▸ **Set problem**
Below is a listing. Gather each line of it that contains "settings".
------------------------
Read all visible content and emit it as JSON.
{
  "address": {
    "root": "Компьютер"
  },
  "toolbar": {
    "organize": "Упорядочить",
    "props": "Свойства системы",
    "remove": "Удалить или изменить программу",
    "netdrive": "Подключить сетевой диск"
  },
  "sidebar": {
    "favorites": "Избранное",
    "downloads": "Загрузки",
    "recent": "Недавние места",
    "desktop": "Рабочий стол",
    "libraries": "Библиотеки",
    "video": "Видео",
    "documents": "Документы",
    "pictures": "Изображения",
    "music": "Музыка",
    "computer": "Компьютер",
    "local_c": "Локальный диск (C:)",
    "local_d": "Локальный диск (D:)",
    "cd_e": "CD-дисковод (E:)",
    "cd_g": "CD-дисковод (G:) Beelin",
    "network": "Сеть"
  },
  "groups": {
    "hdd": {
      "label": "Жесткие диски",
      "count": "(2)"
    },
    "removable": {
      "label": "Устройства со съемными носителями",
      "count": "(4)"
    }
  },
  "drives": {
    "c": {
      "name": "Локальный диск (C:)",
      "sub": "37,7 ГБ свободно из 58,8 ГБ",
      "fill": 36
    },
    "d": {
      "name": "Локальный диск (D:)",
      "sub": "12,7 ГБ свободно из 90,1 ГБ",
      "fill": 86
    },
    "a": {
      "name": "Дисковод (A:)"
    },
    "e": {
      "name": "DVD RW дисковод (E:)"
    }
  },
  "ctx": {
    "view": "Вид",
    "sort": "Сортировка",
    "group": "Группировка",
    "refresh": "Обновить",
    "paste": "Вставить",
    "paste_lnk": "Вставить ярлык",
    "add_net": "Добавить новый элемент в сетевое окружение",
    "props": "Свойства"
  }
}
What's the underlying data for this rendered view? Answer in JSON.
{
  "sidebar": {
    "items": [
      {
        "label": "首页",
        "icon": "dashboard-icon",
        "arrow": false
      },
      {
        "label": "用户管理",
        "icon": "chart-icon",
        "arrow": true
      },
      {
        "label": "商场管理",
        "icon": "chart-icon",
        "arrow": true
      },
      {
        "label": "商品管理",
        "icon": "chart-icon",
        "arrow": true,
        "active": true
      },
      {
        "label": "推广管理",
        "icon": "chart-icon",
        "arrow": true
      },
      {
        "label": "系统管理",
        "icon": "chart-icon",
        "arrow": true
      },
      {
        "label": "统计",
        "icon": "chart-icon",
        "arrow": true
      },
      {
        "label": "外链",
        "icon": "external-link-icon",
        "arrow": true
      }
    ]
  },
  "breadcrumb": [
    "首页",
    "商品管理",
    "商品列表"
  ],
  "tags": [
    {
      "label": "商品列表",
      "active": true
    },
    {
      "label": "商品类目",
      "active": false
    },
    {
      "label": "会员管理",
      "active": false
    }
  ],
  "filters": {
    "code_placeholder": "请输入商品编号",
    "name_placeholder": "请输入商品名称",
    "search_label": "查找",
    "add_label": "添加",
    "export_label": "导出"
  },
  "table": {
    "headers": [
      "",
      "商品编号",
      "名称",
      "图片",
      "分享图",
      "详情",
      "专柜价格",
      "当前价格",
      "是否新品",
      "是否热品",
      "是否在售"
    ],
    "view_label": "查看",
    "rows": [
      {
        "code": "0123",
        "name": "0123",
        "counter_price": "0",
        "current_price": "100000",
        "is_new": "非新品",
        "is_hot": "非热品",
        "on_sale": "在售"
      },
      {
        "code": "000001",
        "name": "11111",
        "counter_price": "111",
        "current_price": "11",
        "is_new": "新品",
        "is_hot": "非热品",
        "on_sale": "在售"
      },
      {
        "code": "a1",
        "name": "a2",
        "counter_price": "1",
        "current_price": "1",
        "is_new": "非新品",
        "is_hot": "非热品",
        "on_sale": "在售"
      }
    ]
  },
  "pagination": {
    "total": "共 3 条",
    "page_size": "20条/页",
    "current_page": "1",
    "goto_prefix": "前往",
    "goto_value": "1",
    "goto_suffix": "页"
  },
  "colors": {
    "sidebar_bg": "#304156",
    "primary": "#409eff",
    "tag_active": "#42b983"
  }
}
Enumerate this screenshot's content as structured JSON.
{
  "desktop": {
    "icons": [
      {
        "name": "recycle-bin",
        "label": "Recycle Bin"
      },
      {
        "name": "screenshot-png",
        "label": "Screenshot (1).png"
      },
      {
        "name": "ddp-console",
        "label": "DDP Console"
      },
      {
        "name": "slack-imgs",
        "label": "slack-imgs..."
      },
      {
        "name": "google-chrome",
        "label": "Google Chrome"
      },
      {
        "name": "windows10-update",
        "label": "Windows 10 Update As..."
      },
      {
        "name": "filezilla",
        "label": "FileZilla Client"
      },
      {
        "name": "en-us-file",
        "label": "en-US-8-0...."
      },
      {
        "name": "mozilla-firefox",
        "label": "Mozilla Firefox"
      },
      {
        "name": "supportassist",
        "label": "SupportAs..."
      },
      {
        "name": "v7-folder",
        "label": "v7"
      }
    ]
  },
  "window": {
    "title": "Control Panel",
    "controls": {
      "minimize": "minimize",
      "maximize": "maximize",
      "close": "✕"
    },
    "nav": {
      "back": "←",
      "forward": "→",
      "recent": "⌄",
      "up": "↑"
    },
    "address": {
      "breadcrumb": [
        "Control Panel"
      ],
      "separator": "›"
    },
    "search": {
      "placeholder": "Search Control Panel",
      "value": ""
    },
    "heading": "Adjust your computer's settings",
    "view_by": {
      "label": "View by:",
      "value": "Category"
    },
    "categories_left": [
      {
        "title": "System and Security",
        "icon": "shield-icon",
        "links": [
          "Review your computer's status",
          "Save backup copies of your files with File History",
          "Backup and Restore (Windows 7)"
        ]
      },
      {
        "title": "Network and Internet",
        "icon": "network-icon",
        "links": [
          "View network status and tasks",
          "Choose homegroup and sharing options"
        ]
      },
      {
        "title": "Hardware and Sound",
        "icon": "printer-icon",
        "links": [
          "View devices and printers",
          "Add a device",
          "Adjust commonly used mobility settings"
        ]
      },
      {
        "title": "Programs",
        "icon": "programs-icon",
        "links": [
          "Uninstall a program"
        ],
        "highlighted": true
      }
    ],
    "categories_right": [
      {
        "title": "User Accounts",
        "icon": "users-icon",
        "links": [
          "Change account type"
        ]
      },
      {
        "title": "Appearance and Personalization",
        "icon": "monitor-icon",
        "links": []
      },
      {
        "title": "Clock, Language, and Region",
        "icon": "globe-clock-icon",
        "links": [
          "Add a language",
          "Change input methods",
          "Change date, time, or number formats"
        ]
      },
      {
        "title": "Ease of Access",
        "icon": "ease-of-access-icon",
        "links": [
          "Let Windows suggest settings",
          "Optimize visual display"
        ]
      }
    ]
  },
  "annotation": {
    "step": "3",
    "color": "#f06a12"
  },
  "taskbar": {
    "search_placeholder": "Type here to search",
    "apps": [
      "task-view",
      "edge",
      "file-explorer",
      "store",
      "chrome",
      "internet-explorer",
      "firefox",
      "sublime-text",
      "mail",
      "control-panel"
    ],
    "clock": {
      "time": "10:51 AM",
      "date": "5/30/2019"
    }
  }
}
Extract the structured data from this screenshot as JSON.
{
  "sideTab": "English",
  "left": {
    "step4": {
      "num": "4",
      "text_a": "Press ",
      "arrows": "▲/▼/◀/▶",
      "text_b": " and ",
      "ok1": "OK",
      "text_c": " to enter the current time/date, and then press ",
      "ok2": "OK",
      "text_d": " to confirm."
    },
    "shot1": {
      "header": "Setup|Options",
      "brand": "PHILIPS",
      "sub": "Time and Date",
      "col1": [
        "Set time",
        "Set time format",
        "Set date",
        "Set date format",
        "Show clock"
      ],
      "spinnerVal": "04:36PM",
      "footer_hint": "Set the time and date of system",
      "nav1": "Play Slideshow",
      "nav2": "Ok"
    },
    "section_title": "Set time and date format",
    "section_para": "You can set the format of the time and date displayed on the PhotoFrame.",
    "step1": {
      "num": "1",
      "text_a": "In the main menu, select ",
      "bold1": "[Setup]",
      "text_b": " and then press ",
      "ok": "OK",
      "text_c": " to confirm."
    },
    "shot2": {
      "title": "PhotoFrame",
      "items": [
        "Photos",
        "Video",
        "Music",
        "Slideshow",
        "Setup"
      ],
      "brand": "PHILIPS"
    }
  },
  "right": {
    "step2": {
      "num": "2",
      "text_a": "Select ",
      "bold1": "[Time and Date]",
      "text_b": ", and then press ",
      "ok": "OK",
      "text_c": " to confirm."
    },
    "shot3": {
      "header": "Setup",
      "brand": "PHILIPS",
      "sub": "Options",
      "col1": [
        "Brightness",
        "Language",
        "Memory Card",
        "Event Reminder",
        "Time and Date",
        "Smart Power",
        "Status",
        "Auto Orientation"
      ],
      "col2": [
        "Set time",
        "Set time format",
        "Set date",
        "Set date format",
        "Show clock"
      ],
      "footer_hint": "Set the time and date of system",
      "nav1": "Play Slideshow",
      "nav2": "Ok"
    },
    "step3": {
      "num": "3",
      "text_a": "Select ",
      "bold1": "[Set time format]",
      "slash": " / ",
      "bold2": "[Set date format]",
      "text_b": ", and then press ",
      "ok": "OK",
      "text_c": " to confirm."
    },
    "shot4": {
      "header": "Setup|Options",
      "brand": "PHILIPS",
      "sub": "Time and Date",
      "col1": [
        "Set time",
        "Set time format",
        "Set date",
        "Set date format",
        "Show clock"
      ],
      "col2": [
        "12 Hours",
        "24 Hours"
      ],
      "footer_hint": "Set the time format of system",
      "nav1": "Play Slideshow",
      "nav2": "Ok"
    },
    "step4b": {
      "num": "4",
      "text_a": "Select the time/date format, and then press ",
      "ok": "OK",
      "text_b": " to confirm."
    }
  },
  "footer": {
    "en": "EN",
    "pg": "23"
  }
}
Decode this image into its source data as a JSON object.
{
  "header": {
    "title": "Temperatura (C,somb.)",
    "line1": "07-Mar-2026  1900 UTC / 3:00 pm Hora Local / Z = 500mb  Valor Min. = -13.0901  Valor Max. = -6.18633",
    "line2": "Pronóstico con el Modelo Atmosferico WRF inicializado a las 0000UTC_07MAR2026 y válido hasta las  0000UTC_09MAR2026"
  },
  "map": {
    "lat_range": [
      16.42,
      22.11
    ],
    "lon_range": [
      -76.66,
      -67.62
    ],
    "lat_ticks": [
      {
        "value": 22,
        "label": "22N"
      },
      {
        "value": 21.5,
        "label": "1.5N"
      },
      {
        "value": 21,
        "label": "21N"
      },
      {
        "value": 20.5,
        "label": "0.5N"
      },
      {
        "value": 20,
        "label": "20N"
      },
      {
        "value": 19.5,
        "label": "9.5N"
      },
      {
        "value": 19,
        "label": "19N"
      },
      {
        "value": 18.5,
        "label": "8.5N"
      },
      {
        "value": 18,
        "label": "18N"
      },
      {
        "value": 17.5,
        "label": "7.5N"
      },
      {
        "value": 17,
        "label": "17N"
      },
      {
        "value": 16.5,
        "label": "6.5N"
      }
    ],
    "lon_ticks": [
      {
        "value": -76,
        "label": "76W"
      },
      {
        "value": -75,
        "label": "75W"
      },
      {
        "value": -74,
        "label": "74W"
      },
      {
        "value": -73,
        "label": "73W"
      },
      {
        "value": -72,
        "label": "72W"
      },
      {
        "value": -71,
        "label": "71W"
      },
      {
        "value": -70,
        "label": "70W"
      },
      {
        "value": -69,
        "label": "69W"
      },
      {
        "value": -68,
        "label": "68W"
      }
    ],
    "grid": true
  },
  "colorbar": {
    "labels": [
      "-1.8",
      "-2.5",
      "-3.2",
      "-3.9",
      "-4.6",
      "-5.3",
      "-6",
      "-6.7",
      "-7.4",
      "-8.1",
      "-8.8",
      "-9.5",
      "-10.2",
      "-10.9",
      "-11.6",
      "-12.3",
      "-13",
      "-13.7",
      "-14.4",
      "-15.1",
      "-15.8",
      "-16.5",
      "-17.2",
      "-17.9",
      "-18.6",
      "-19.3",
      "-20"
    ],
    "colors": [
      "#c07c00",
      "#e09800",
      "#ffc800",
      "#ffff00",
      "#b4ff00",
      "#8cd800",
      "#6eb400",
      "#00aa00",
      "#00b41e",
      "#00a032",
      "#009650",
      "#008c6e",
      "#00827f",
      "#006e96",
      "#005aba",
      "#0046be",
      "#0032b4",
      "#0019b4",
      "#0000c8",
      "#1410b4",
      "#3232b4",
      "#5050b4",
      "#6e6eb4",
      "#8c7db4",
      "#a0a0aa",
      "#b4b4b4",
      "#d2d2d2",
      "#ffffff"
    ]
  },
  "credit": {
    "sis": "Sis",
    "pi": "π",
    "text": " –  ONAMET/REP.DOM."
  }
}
------------------------
▸ **Full solution**
    "heading": "Adjust your computer's settings",
          "Adjust commonly used mobility settings"
          "Let Windows suggest settings",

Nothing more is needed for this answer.